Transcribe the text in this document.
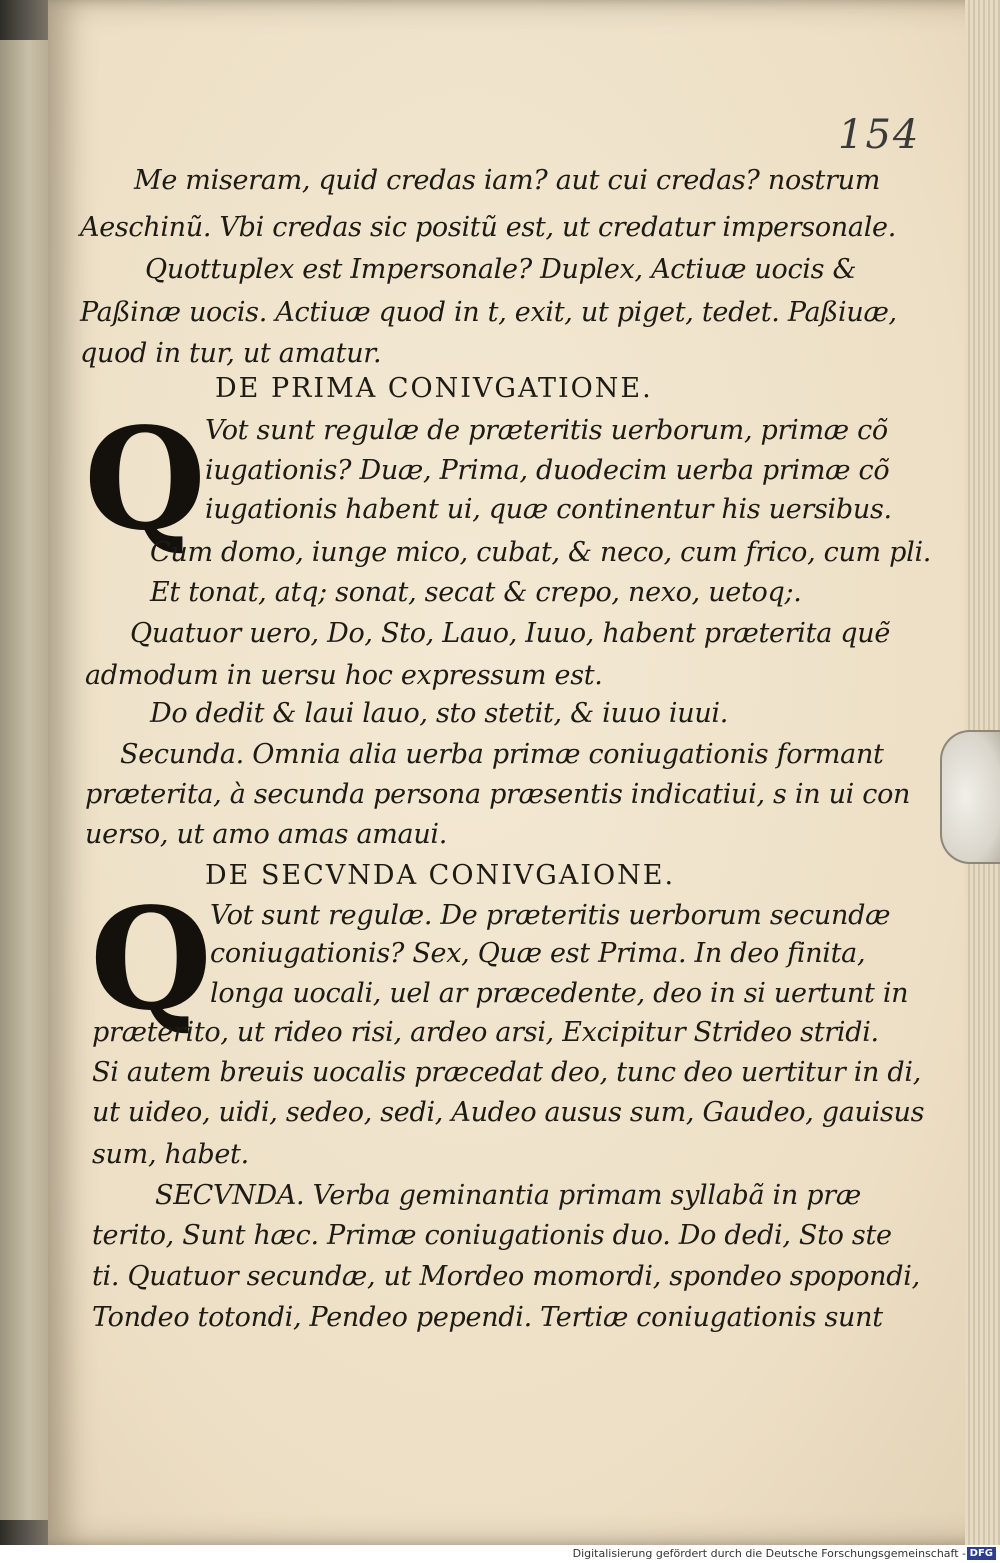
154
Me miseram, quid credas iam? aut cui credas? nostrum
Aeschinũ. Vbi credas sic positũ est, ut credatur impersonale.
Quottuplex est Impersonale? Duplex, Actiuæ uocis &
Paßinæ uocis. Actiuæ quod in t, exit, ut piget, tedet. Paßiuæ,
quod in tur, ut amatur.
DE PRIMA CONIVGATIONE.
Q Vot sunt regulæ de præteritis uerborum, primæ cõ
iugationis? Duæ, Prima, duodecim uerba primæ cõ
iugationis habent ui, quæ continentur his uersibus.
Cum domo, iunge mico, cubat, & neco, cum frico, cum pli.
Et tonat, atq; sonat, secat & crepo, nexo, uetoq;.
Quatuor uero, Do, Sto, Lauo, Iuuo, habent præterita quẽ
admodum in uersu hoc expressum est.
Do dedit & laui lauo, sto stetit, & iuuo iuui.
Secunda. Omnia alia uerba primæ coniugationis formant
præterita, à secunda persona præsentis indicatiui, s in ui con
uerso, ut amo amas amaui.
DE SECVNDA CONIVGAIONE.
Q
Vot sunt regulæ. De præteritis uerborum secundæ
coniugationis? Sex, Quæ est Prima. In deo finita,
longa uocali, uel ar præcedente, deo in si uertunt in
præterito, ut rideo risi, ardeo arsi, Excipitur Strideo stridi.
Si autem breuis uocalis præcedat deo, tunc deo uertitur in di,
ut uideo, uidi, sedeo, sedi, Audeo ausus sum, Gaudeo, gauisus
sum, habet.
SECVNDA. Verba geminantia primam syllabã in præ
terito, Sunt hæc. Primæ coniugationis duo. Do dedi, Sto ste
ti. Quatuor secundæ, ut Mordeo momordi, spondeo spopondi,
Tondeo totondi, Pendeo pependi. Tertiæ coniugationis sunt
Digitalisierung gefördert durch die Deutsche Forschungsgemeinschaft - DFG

============================================================

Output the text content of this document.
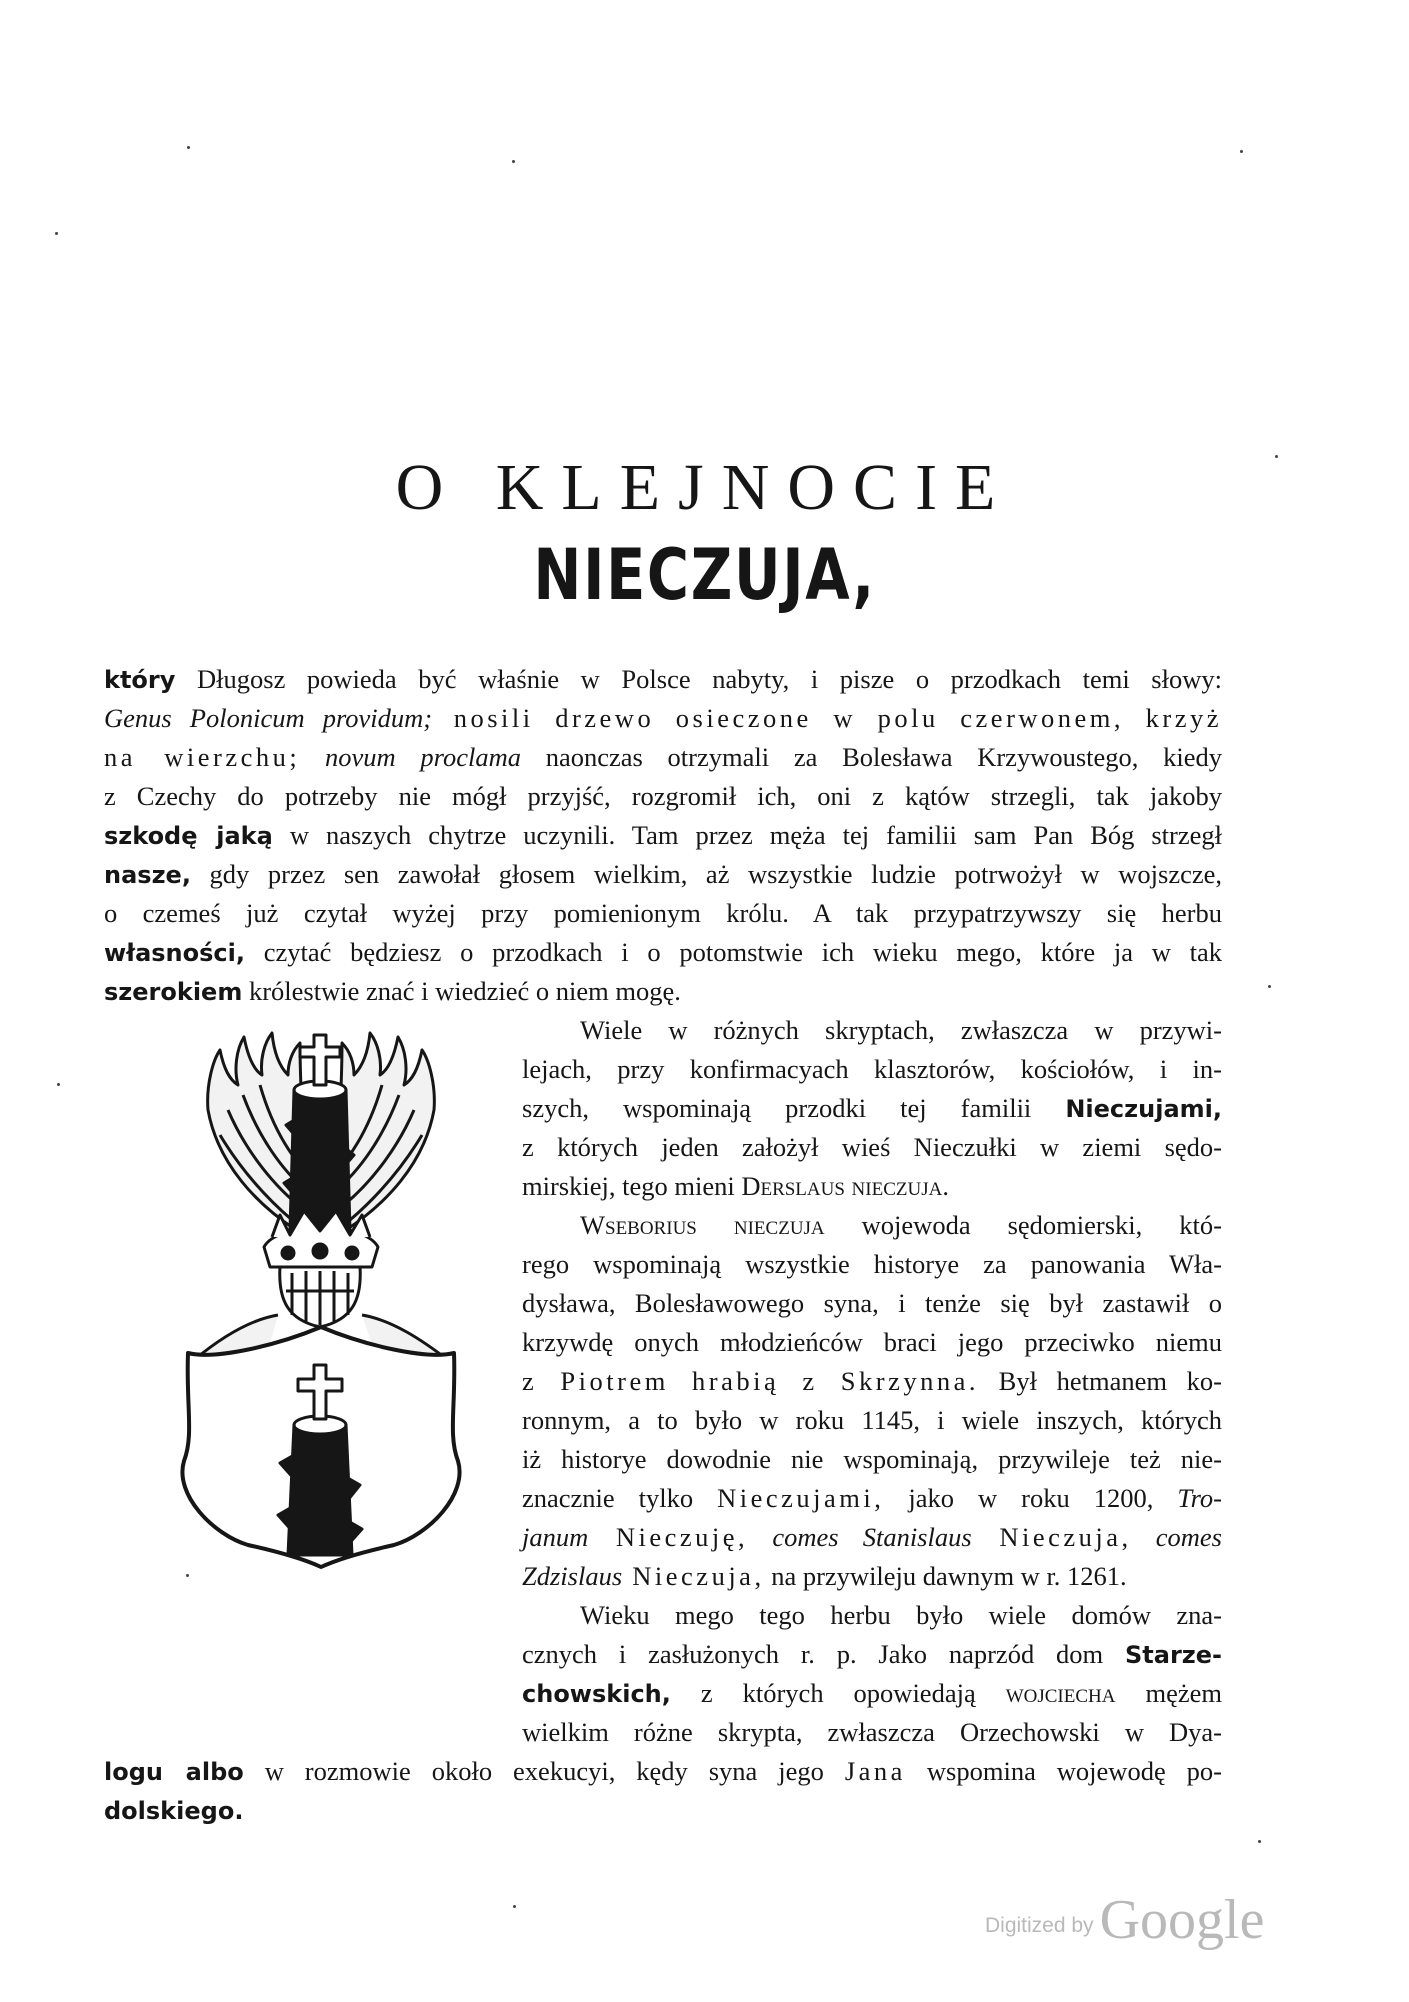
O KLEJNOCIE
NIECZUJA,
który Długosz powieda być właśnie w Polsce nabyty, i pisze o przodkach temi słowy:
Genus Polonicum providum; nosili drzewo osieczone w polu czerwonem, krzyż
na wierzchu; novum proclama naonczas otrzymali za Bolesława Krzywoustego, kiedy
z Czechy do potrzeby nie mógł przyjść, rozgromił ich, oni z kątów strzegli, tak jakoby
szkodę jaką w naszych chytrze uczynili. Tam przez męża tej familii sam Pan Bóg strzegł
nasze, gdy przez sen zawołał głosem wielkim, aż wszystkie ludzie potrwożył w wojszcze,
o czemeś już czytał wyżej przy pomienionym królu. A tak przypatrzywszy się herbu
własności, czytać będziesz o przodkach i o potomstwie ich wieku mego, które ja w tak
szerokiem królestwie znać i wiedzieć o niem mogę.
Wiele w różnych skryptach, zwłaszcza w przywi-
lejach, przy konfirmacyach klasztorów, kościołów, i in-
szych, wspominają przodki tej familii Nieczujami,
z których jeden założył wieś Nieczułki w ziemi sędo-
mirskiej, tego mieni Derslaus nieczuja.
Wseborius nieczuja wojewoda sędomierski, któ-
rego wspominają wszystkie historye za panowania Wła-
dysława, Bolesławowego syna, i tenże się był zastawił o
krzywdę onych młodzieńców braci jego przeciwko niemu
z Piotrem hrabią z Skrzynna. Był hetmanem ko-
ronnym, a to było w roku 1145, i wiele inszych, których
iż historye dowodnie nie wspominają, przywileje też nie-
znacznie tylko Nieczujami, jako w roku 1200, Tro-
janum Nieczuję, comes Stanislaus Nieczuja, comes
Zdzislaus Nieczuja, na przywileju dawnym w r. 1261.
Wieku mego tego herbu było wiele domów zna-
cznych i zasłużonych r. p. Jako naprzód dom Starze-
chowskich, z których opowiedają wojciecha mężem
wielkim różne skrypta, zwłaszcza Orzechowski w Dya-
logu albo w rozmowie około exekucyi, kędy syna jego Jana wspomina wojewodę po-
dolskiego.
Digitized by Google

============================================================

#### OBJECTIVE
Find the string "przodkach" in the records, then copy each line where it occurs.

#### WRITTEN SOLUTION
który Długosz powieda być właśnie w Polsce nabyty, i pisze o przodkach temi słowy:
własności, czytać będziesz o przodkach i o potomstwie ich wieku mego, które ja w tak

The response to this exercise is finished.